All of the lines below are to be transcribed faithfully, with pictures excluded from the copy.

★ ★ ★ ★ ★ ★ ★

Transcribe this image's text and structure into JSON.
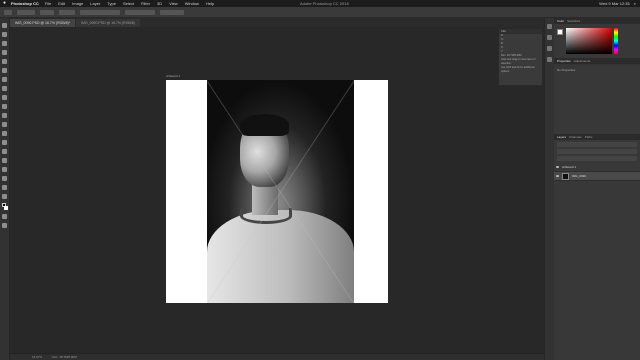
{
  "menubar": {
    "app_name": "Photoshop CC",
    "items": [
      "File",
      "Edit",
      "Image",
      "Layer",
      "Type",
      "Select",
      "Filter",
      "3D",
      "View",
      "Window",
      "Help"
    ],
    "window_title": "Adobe Photoshop CC 2018",
    "clock": "Wed 9 Mar 12:35"
  },
  "tabs": [
    {
      "label": "IMG_0090.PSD @ 16.7% (RGB/8)*"
    },
    {
      "label": "IMG_0090.PSD @ 16.7% (RGB/8)"
    }
  ],
  "artboard": {
    "label": "Artboard 1"
  },
  "info_panel": {
    "title": "Info",
    "rows": [
      "R:",
      "G:",
      "B:",
      "X:",
      "Y:",
      "Doc: 18.7M/8.90M",
      "Click and drag to move layer or selection.",
      "Use Shift and Alt for additional options."
    ]
  },
  "right_panel": {
    "color_tabs": [
      "Color",
      "Swatches"
    ],
    "properties_tabs": [
      "Properties",
      "Adjustments"
    ],
    "properties_text": "No Properties",
    "layers_tabs": [
      "Layers",
      "Channels",
      "Paths"
    ],
    "layers": [
      {
        "name": "Artboard 1",
        "selected": false
      },
      {
        "name": "IMG_0090",
        "selected": true
      }
    ]
  },
  "status": {
    "zoom": "16.67%",
    "doc": "Doc: 18.7M/8.90M"
  },
  "colors": {
    "accent": "#e00000",
    "ui_bg": "#262626"
  }
}
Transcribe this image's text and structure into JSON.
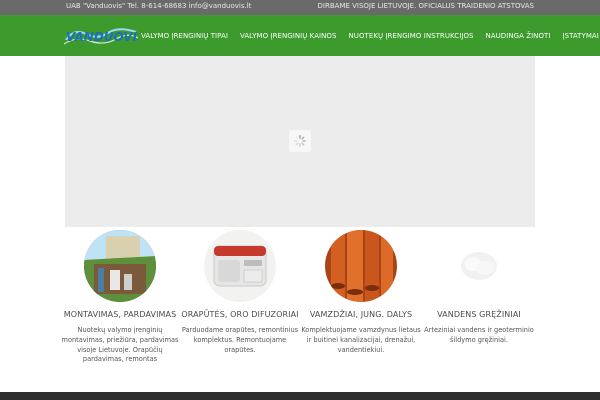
{
  "topbar": {
    "contact": "UAB \"Vanduovis\" Tel. 8-614-68683 info@vanduovis.lt",
    "tagline": "DIRBAME VISOJE LIETUVOJE. OFICIALUS TRAIDENIO ATSTOVAS"
  },
  "header": {
    "logo_text": "VANDUOVIS"
  },
  "nav": [
    "VALYMO ĮRENGINIŲ TIPAI",
    "VALYMO ĮRENGINIŲ KAINOS",
    "NUOTEKŲ ĮRENGIMO INSTRUKCIJOS",
    "NAUDINGA ŽINOTI",
    "ĮSTATYMAI"
  ],
  "features": [
    {
      "title": "MONTAVIMAS, PARDAVIMAS",
      "desc": "Nuotekų valymo įrenginių montavimas, priežiūra, pardavimas visoje Lietuvoje. Orapūčių pardavimas, remontas"
    },
    {
      "title": "ORAPŪTĖS, ORO DIFUZORIAI",
      "desc": "Parduodame orapūtes, remontinius komplektus. Remontuojame orapūtes."
    },
    {
      "title": "VAMZDŽIAI, JUNG. DALYS",
      "desc": "Komplektuojame vamzdynus lietaus ir buitinei kanalizacijai, drenažui, vandentiekiui."
    },
    {
      "title": "VANDENS GRĘŽINIAI",
      "desc": "Arteziniai vandens ir geoterminio šildymo gręžiniai."
    }
  ],
  "colors": {
    "topbar": "#6a6a6a",
    "navbar": "#3c9b2c",
    "logo_blue": "#1d6fb8"
  }
}
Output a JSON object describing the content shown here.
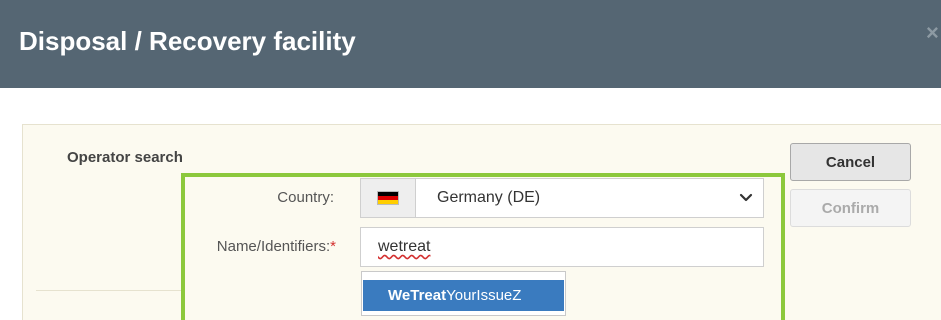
{
  "dialog": {
    "title": "Disposal / Recovery facility",
    "close_symbol": "×"
  },
  "operator_search": {
    "section_title": "Operator search",
    "country": {
      "label": "Country:",
      "value": "Germany (DE)",
      "flag_icon": "germany-flag-icon",
      "flag_colors": [
        "#000000",
        "#dd0000",
        "#ffce00"
      ]
    },
    "name": {
      "label": "Name/Identifiers:",
      "required_marker": "*",
      "value": "wetreat"
    },
    "suggestions": [
      {
        "match": "WeTreat",
        "rest": "YourIssueZ"
      }
    ]
  },
  "buttons": {
    "cancel_label": "Cancel",
    "confirm_label": "Confirm"
  },
  "colors": {
    "header_bg": "#556673",
    "highlight_border": "#8cc83c",
    "suggestion_bg": "#3a7bbf",
    "required": "#d32f2f"
  }
}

★ ★ ★ ★ ★ ★ ★

**Solution**
Transcribe this image's text and structure into JSON.
{
  "menubar": {
    "app_name": "Photoshop CC",
    "items": [
      "File",
      "Edit",
      "Image",
      "Layer",
      "Type",
      "Select",
      "Filter",
      "3D",
      "View",
      "Window",
      "Help"
    ],
    "window_title": "Adobe Photoshop CC 2018",
    "clock": "Wed 9 Mar 12:35"
  },
  "tabs": [
    {
      "label": "IMG_0090.PSD @ 16.7% (RGB/8)*"
    },
    {
      "label": "IMG_0090.PSD @ 16.7% (RGB/8)"
    }
  ],
  "artboard": {
    "label": "Artboard 1"
  },
  "info_panel": {
    "title": "Info",
    "rows": [
      "R:",
      "G:",
      "B:",
      "X:",
      "Y:",
      "Doc: 18.7M/8.90M",
      "Click and drag to move layer or selection.",
      "Use Shift and Alt for additional options."
    ]
  },
  "right_panel": {
    "color_tabs": [
      "Color",
      "Swatches"
    ],
    "properties_tabs": [
      "Properties",
      "Adjustments"
    ],
    "properties_text": "No Properties",
    "layers_tabs": [
      "Layers",
      "Channels",
      "Paths"
    ],
    "layers": [
      {
        "name": "Artboard 1",
        "selected": false
      },
      {
        "name": "IMG_0090",
        "selected": true
      }
    ]
  },
  "status": {
    "zoom": "16.67%",
    "doc": "Doc: 18.7M/8.90M"
  },
  "colors": {
    "accent": "#e00000",
    "ui_bg": "#262626"
  }
}
Transcribe this image's text and structure into JSON.
{
  "topbar": {
    "contact": "UAB \"Vanduovis\" Tel. 8-614-68683 info@vanduovis.lt",
    "tagline": "DIRBAME VISOJE LIETUVOJE. OFICIALUS TRAIDENIO ATSTOVAS"
  },
  "header": {
    "logo_text": "VANDUOVIS"
  },
  "nav": [
    "VALYMO ĮRENGINIŲ TIPAI",
    "VALYMO ĮRENGINIŲ KAINOS",
    "NUOTEKŲ ĮRENGIMO INSTRUKCIJOS",
    "NAUDINGA ŽINOTI",
    "ĮSTATYMAI"
  ],
  "features": [
    {
      "title": "MONTAVIMAS, PARDAVIMAS",
      "desc": "Nuotekų valymo įrenginių montavimas, priežiūra, pardavimas visoje Lietuvoje. Orapūčių pardavimas, remontas"
    },
    {
      "title": "ORAPŪTĖS, ORO DIFUZORIAI",
      "desc": "Parduodame orapūtes, remontinius komplektus. Remontuojame orapūtes."
    },
    {
      "title": "VAMZDŽIAI, JUNG. DALYS",
      "desc": "Komplektuojame vamzdynus lietaus ir buitinei kanalizacijai, drenažui, vandentiekiui."
    },
    {
      "title": "VANDENS GRĘŽINIAI",
      "desc": "Arteziniai vandens ir geoterminio šildymo gręžiniai."
    }
  ],
  "colors": {
    "topbar": "#6a6a6a",
    "navbar": "#3c9b2c",
    "logo_blue": "#1d6fb8"
  }
}
Output a JSON object describing the content shown here.
{
  "dialog": {
    "title": "Disposal / Recovery facility",
    "close_symbol": "×"
  },
  "operator_search": {
    "section_title": "Operator search",
    "country": {
      "label": "Country:",
      "value": "Germany (DE)",
      "flag_icon": "germany-flag-icon",
      "flag_colors": [
        "#000000",
        "#dd0000",
        "#ffce00"
      ]
    },
    "name": {
      "label": "Name/Identifiers:",
      "required_marker": "*",
      "value": "wetreat"
    },
    "suggestions": [
      {
        "match": "WeTreat",
        "rest": "YourIssueZ"
      }
    ]
  },
  "buttons": {
    "cancel_label": "Cancel",
    "confirm_label": "Confirm"
  },
  "colors": {
    "header_bg": "#556673",
    "highlight_border": "#8cc83c",
    "suggestion_bg": "#3a7bbf",
    "required": "#d32f2f"
  }
}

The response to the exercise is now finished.